Clima da caccia alle streghe contro gli oppositori. Accade in Turchia. Dopo il quotidiano d’opposizione Zaman (650mila copie di diffusione), caduto sotto il controllo governativo pochi giorni fa, è toccato all’agenzia di stampa Cihan, su posizioni critiche rispetto al Governo del presidente Erdogan, e commissariata.
La Turchia, membro della Nato, già nel 2012 era stata definita da Reporter Senza Frontiere il “carcere più grande del mondo per i giornalisti”; nel 2015 – secondo i dati raccolti dal partito socialdemocratico Chp – sarebbero stati licenziati 774 giornalisti mentre una trentina sarebbero in galera.
In questi ultimi giorni – sotto gli occhi di tutto il mondo – il Paese sta conoscendo uno dei periodi più bui per la libertà di stampa, mentre i lettori hanno provato ad alzare la testa esprimendo il proprio dissenso per le strade di Istanbul.
Abdullah Bozkurt, editorialista di Zaman, afferma in un tweet: “Ecco come noi giornalisti dobbiamo fare il nostro lavoro: sotto il controllo delle forze speciali e con la polizia dentro gli uffici”.
“Costituzione sospesa” è stato il titolo dell’ultima edizione libera di Zaman, che, come l’agenzia Cihan, fa parte del gruppo editoriale Feza Gazetecilik.
Ad essere sospetta agli occhi del Governo è la vicinanza con il movimento “Hizmet” di Feitullah Gulen, intellettuale sunnita prima vicino ad Erdogan e oggi fra le voci più critiche, in esilio negli Stati Uniti.
Al momento la Turchia è al 149esimo posto su 180 Paesi nella classifica che riguarda la libertà di stampa e la situazione, se il Governo continua a mettere il bavaglio ai dissidenti, non può che peggiorare.

▶ **I DATI**
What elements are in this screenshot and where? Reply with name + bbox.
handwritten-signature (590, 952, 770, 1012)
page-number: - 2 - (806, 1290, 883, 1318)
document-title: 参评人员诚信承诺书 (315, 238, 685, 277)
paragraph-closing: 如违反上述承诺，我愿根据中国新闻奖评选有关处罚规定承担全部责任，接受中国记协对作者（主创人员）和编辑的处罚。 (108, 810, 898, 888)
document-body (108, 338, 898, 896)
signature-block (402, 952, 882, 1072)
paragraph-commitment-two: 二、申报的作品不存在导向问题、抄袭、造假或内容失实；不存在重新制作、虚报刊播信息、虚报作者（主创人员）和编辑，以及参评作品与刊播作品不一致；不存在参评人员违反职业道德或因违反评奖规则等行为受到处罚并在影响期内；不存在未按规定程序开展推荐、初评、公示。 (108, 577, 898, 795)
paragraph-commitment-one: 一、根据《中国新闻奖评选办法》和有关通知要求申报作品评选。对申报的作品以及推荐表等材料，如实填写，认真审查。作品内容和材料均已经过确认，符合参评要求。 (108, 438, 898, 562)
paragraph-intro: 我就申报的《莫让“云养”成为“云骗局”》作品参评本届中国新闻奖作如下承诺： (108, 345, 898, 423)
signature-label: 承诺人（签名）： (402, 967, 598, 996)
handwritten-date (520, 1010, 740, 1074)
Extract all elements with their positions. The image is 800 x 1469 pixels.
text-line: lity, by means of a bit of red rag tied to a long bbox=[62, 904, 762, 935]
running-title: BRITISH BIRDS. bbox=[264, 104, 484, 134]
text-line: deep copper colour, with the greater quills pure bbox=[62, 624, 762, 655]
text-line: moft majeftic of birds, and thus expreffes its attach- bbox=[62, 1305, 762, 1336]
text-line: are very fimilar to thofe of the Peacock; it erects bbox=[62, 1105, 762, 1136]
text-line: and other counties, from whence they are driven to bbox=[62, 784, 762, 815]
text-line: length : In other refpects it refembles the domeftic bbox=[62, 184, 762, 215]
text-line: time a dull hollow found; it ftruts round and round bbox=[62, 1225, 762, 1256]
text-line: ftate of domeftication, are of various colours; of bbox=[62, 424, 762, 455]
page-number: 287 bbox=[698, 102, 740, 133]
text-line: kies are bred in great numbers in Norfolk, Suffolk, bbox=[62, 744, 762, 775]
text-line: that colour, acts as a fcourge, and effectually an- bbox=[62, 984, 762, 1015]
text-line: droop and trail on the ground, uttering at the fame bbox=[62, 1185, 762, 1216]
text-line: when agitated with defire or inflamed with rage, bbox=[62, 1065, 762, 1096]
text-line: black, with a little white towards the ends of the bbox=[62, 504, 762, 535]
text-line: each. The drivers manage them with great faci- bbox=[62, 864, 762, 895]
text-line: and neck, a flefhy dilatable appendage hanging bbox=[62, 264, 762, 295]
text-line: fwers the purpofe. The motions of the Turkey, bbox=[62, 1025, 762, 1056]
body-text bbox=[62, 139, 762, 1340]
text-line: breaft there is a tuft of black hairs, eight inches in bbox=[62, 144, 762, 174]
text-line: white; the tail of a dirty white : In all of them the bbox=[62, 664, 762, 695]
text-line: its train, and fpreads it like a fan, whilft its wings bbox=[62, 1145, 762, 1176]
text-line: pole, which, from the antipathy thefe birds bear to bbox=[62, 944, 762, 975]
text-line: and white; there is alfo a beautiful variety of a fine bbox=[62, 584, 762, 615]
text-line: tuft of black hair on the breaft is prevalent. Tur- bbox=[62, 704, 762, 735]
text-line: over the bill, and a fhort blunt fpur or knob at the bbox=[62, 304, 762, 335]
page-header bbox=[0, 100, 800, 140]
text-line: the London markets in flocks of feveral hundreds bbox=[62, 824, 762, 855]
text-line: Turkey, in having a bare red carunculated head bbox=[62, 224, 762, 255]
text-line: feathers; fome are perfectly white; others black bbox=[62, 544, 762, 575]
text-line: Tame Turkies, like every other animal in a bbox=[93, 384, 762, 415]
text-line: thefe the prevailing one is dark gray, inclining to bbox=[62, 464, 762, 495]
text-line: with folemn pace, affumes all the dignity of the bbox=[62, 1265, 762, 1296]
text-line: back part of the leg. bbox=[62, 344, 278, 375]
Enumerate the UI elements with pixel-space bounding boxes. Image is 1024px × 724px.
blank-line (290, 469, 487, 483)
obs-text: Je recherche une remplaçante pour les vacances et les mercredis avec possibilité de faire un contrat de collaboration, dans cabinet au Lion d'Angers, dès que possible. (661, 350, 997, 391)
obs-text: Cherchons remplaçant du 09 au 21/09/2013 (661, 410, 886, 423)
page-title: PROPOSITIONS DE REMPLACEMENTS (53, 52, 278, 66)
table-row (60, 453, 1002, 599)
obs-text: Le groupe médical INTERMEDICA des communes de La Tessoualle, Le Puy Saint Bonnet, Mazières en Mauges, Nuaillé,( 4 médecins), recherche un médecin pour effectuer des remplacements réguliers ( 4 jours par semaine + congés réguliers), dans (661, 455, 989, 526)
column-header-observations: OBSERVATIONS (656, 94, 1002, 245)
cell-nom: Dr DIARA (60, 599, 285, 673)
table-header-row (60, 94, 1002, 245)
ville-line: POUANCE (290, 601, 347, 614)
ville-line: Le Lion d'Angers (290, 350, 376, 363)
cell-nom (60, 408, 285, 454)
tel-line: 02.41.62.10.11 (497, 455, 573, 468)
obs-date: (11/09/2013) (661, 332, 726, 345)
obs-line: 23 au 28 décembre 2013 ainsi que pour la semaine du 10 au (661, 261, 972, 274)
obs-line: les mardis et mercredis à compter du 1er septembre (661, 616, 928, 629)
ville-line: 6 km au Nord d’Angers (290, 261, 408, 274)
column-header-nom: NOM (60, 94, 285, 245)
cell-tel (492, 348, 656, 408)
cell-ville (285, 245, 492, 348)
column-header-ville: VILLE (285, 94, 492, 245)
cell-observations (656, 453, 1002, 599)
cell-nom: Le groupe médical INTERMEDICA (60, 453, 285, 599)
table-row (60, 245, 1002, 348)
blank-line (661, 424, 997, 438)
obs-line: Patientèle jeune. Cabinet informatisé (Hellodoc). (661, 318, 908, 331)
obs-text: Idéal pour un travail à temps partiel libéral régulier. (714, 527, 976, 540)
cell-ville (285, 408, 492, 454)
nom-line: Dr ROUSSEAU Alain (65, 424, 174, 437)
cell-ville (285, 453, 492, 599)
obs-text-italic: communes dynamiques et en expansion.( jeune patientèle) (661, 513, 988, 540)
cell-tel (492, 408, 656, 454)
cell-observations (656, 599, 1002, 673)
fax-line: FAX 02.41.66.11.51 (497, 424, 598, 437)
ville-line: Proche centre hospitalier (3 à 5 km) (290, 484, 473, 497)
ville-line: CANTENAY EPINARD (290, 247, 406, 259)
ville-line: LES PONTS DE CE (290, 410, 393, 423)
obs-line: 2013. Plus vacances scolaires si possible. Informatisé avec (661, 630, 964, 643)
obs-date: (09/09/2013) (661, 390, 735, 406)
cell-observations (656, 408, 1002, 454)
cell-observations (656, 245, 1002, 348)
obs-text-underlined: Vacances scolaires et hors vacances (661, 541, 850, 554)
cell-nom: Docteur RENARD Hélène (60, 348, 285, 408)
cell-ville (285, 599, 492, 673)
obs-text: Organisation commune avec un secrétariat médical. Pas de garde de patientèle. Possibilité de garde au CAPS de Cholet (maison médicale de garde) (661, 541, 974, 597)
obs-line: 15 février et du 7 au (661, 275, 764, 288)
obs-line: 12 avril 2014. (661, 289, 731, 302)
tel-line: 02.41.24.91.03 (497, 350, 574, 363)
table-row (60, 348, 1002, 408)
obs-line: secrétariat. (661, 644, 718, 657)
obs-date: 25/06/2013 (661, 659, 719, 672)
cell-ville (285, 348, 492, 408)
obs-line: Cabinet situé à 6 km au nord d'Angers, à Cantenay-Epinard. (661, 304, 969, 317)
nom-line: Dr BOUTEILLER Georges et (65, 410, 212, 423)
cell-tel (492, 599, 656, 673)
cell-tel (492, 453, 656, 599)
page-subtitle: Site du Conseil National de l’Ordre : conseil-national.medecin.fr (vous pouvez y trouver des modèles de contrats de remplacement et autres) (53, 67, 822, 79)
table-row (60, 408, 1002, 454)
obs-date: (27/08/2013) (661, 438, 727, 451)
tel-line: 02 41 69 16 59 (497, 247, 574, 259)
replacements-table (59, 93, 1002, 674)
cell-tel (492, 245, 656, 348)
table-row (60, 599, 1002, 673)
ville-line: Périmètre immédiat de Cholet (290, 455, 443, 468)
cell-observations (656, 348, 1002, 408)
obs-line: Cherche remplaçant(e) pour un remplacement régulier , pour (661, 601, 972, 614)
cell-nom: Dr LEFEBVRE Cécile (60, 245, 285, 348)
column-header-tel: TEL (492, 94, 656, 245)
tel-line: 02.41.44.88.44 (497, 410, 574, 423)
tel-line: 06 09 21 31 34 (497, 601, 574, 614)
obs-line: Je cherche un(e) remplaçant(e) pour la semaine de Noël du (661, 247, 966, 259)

▶ **CONSEGNA**
Ricopia fedelmente dal testo sulla libertà di stampa in Turchia il passo da "Clima da caccia" a "Erdogan, e commissariata.". Per lo svolgimento basati unicamente sul testo.

▶ **RISULTATO**
Clima da caccia alle streghe contro gli oppositori. Accade in Turchia. Dopo il quotidiano d’opposizione Zaman (650mila copie di diffusione), caduto sotto il controllo governativo pochi giorni fa, è toccato all’agenzia di stampa Cihan, su posizioni critiche rispetto al Governo del presidente Erdogan, e commissariata.